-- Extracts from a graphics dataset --
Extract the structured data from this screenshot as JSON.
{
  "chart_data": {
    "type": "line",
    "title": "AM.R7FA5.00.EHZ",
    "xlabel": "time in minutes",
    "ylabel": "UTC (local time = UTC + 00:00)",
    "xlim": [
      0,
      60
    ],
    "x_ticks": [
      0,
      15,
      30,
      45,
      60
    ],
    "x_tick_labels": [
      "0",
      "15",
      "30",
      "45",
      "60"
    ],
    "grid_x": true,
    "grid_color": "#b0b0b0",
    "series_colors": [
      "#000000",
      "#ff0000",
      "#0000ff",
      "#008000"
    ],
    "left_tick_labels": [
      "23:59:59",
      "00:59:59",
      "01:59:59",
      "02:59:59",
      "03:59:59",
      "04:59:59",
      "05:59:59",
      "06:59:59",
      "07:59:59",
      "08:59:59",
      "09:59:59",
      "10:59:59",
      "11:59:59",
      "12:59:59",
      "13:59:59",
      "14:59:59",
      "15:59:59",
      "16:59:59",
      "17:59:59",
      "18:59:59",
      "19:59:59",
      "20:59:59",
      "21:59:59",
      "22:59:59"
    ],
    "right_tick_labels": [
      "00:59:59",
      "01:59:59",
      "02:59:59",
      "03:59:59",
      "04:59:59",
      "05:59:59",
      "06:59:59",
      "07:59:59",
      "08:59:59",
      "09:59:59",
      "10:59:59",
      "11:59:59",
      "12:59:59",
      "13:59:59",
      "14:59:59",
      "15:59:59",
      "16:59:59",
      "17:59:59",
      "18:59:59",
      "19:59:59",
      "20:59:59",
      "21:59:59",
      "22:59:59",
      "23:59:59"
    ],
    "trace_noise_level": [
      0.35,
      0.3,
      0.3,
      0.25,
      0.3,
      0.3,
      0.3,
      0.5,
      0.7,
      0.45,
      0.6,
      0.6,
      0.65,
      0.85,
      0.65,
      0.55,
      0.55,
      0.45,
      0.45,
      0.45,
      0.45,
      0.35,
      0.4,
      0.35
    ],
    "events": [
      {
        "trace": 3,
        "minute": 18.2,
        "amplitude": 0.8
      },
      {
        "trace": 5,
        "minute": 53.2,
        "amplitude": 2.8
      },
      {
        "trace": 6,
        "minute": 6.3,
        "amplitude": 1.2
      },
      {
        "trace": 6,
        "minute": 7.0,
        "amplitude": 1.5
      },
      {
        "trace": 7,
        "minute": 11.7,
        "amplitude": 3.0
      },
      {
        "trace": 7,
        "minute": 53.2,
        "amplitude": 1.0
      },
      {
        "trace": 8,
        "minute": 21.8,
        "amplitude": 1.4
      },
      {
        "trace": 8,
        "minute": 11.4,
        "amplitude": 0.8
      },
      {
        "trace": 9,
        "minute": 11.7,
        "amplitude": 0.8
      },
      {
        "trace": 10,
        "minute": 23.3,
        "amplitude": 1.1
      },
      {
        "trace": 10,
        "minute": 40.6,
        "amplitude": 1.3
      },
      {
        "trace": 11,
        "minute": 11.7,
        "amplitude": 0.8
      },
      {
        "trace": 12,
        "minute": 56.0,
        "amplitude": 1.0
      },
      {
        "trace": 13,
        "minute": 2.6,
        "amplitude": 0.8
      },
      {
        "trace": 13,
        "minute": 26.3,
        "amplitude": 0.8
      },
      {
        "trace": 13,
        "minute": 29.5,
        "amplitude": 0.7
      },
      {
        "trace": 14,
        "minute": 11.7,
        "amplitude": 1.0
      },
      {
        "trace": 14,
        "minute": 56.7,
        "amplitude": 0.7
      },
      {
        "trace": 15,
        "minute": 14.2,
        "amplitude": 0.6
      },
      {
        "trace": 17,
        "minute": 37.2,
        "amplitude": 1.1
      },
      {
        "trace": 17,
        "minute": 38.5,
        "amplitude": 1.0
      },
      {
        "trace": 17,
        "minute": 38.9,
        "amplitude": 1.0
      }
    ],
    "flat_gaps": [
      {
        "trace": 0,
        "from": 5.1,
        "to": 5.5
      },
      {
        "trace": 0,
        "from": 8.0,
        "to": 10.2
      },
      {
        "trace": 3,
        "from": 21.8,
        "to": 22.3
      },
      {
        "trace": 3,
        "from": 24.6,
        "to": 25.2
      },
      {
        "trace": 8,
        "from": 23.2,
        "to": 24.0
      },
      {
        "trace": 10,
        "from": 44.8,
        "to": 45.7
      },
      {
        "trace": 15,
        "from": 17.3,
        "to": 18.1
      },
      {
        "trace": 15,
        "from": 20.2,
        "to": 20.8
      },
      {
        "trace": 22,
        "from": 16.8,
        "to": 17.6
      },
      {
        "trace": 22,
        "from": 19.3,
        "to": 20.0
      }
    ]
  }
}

-- SET PROBLEM --
Pull every line containing "time" out of the records.

-- SOLUTION BELOW --
    "xlabel": "time in minutes",
    "ylabel": "UTC (local time = UTC + 00:00)",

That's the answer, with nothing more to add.